Extract the entries in their exact form.

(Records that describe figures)
>> Start

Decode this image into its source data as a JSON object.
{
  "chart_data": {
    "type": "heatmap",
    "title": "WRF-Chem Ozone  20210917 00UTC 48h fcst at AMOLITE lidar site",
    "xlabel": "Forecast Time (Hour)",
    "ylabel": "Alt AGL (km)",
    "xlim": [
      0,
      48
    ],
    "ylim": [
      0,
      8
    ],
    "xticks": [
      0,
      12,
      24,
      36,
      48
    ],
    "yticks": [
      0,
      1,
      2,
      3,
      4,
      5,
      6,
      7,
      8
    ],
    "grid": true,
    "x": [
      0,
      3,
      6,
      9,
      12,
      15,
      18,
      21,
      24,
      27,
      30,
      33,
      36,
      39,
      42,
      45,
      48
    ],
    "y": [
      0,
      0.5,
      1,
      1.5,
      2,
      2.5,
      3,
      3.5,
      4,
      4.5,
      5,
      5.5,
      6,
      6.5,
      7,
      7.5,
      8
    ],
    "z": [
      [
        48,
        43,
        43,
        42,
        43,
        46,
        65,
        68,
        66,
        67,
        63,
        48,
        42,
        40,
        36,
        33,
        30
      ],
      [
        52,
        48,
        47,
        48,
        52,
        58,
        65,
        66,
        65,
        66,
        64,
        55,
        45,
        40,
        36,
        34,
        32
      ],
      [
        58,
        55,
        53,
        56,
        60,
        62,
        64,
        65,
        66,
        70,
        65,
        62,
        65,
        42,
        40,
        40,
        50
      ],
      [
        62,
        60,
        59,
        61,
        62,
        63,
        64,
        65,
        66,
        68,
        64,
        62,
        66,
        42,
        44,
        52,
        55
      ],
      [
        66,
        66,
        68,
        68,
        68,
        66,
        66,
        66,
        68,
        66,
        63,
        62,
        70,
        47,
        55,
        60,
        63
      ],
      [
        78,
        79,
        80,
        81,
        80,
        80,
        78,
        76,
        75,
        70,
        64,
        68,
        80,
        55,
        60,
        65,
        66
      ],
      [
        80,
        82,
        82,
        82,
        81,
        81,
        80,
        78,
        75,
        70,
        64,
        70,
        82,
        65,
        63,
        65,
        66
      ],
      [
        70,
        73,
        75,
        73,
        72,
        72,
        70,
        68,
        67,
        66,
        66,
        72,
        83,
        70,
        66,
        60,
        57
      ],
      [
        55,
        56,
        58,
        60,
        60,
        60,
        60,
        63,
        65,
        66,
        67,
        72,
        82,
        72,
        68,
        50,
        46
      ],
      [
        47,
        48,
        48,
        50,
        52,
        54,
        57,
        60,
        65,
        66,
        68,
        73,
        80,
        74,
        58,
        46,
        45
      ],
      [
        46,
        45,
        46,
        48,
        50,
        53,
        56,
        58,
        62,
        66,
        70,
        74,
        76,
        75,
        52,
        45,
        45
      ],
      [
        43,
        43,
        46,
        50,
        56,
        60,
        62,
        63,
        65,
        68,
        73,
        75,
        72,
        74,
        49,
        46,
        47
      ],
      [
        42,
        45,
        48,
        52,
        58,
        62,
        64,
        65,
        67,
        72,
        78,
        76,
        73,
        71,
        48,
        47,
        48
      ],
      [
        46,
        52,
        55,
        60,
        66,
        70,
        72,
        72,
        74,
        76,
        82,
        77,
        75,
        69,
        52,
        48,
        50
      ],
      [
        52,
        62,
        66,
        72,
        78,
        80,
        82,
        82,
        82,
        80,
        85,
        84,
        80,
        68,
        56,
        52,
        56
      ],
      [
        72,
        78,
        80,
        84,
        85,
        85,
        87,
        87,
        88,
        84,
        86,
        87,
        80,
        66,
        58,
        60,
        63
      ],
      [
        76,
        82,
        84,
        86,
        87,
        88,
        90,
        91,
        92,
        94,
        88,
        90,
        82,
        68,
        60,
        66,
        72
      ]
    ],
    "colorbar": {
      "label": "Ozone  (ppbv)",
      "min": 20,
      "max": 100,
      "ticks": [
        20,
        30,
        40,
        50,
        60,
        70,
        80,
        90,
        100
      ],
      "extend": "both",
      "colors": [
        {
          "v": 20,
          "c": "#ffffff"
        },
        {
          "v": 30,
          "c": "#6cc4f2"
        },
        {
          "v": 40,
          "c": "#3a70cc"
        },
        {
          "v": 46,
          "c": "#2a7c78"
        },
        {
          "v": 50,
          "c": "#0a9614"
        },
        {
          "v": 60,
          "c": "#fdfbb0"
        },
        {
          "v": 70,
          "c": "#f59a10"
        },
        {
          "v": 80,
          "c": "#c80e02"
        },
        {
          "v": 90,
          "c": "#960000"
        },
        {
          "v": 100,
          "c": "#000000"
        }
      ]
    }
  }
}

>> End

Complete output:
Decode this image into its source data as a JSON object.
{
  "chart_data": {
    "type": "heatmap",
    "title": "WRF-Chem Ozone  20210917 00UTC 48h fcst at AMOLITE lidar site",
    "xlabel": "Forecast Time (Hour)",
    "ylabel": "Alt AGL (km)",
    "xlim": [
      0,
      48
    ],
    "ylim": [
      0,
      8
    ],
    "xticks": [
      0,
      12,
      24,
      36,
      48
    ],
    "yticks": [
      0,
      1,
      2,
      3,
      4,
      5,
      6,
      7,
      8
    ],
    "grid": true,
    "x": [
      0,
      3,
      6,
      9,
      12,
      15,
      18,
      21,
      24,
      27,
      30,
      33,
      36,
      39,
      42,
      45,
      48
    ],
    "y": [
      0,
      0.5,
      1,
      1.5,
      2,
      2.5,
      3,
      3.5,
      4,
      4.5,
      5,
      5.5,
      6,
      6.5,
      7,
      7.5,
      8
    ],
    "z": [
      [
        48,
        43,
        43,
        42,
        43,
        46,
        65,
        68,
        66,
        67,
        63,
        48,
        42,
        40,
        36,
        33,
        30
      ],
      [
        52,
        48,
        47,
        48,
        52,
        58,
        65,
        66,
        65,
        66,
        64,
        55,
        45,
        40,
        36,
        34,
        32
      ],
      [
        58,
        55,
        53,
        56,
        60,
        62,
        64,
        65,
        66,
        70,
        65,
        62,
        65,
        42,
        40,
        40,
        50
      ],
      [
        62,
        60,
        59,
        61,
        62,
        63,
        64,
        65,
        66,
        68,
        64,
        62,
        66,
        42,
        44,
        52,
        55
      ],
      [
        66,
        66,
        68,
        68,
        68,
        66,
        66,
        66,
        68,
        66,
        63,
        62,
        70,
        47,
        55,
        60,
        63
      ],
      [
        78,
        79,
        80,
        81,
        80,
        80,
        78,
        76,
        75,
        70,
        64,
        68,
        80,
        55,
        60,
        65,
        66
      ],
      [
        80,
        82,
        82,
        82,
        81,
        81,
        80,
        78,
        75,
        70,
        64,
        70,
        82,
        65,
        63,
        65,
        66
      ],
      [
        70,
        73,
        75,
        73,
        72,
        72,
        70,
        68,
        67,
        66,
        66,
        72,
        83,
        70,
        66,
        60,
        57
      ],
      [
        55,
        56,
        58,
        60,
        60,
        60,
        60,
        63,
        65,
        66,
        67,
        72,
        82,
        72,
        68,
        50,
        46
      ],
      [
        47,
        48,
        48,
        50,
        52,
        54,
        57,
        60,
        65,
        66,
        68,
        73,
        80,
        74,
        58,
        46,
        45
      ],
      [
        46,
        45,
        46,
        48,
        50,
        53,
        56,
        58,
        62,
        66,
        70,
        74,
        76,
        75,
        52,
        45,
        45
      ],
      [
        43,
        43,
        46,
        50,
        56,
        60,
        62,
        63,
        65,
        68,
        73,
        75,
        72,
        74,
        49,
        46,
        47
      ],
      [
        42,
        45,
        48,
        52,
        58,
        62,
        64,
        65,
        67,
        72,
        78,
        76,
        73,
        71,
        48,
        47,
        48
      ],
      [
        46,
        52,
        55,
        60,
        66,
        70,
        72,
        72,
        74,
        76,
        82,
        77,
        75,
        69,
        52,
        48,
        50
      ],
      [
        52,
        62,
        66,
        72,
        78,
        80,
        82,
        82,
        82,
        80,
        85,
        84,
        80,
        68,
        56,
        52,
        56
      ],
      [
        72,
        78,
        80,
        84,
        85,
        85,
        87,
        87,
        88,
        84,
        86,
        87,
        80,
        66,
        58,
        60,
        63
      ],
      [
        76,
        82,
        84,
        86,
        87,
        88,
        90,
        91,
        92,
        94,
        88,
        90,
        82,
        68,
        60,
        66,
        72
      ]
    ],
    "colorbar": {
      "label": "Ozone  (ppbv)",
      "min": 20,
      "max": 100,
      "ticks": [
        20,
        30,
        40,
        50,
        60,
        70,
        80,
        90,
        100
      ],
      "extend": "both",
      "colors": [
        {
          "v": 20,
          "c": "#ffffff"
        },
        {
          "v": 30,
          "c": "#6cc4f2"
        },
        {
          "v": 40,
          "c": "#3a70cc"
        },
        {
          "v": 46,
          "c": "#2a7c78"
        },
        {
          "v": 50,
          "c": "#0a9614"
        },
        {
          "v": 60,
          "c": "#fdfbb0"
        },
        {
          "v": 70,
          "c": "#f59a10"
        },
        {
          "v": 80,
          "c": "#c80e02"
        },
        {
          "v": 90,
          "c": "#960000"
        },
        {
          "v": 100,
          "c": "#000000"
        }
      ]
    }
  }
}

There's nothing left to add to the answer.